Goal | Write out the whole of the material exactly.

Stored records |

● ● ● ●

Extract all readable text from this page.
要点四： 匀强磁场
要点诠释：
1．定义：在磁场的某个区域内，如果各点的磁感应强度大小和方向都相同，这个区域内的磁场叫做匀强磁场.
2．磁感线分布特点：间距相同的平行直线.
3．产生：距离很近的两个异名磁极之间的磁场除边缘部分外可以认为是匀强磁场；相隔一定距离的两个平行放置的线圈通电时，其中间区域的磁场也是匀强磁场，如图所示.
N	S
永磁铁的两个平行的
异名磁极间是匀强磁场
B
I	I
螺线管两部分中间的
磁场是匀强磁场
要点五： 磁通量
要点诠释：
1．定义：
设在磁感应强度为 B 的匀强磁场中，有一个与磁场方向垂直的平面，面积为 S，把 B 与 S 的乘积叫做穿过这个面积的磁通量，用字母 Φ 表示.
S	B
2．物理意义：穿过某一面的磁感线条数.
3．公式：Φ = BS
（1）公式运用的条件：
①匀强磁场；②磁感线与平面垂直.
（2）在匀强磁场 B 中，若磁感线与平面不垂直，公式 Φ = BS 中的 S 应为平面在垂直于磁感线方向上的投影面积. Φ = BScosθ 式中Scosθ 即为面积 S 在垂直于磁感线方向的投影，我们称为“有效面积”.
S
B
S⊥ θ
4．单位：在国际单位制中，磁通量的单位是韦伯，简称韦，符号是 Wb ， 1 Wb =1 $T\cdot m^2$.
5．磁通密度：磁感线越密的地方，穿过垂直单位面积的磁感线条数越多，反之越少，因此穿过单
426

● ● ● ●

Completed task |
Extract all readable text from this page.
要点四： 匀强磁场
要点诠释：
1．定义：在磁场的某个区域内，如果各点的磁感应强度大小和方向都相同，这个区域内的磁场叫做匀强磁场.
2．磁感线分布特点：间距相同的平行直线.
3．产生：距离很近的两个异名磁极之间的磁场除边缘部分外可以认为是匀强磁场；相隔一定距离的两个平行放置的线圈通电时，其中间区域的磁场也是匀强磁场，如图所示.
N	S
永磁铁的两个平行的
异名磁极间是匀强磁场
B
I	I
螺线管两部分中间的
磁场是匀强磁场
要点五： 磁通量
要点诠释：
1．定义：
设在磁感应强度为 B 的匀强磁场中，有一个与磁场方向垂直的平面，面积为 S，把 B 与 S 的乘积叫做穿过这个面积的磁通量，用字母 Φ 表示.
S	B
2．物理意义：穿过某一面的磁感线条数.
3．公式：Φ = BS
（1）公式运用的条件：
①匀强磁场；②磁感线与平面垂直.
（2）在匀强磁场 B 中，若磁感线与平面不垂直，公式 Φ = BS 中的 S 应为平面在垂直于磁感线方向上的投影面积. Φ = BScosθ 式中Scosθ 即为面积 S 在垂直于磁感线方向的投影，我们称为“有效面积”.
S
B
S⊥ θ
4．单位：在国际单位制中，磁通量的单位是韦伯，简称韦，符号是 Wb ， 1 Wb =1 $T\cdot m^2$.
5．磁通密度：磁感线越密的地方，穿过垂直单位面积的磁感线条数越多，反之越少，因此穿过单
426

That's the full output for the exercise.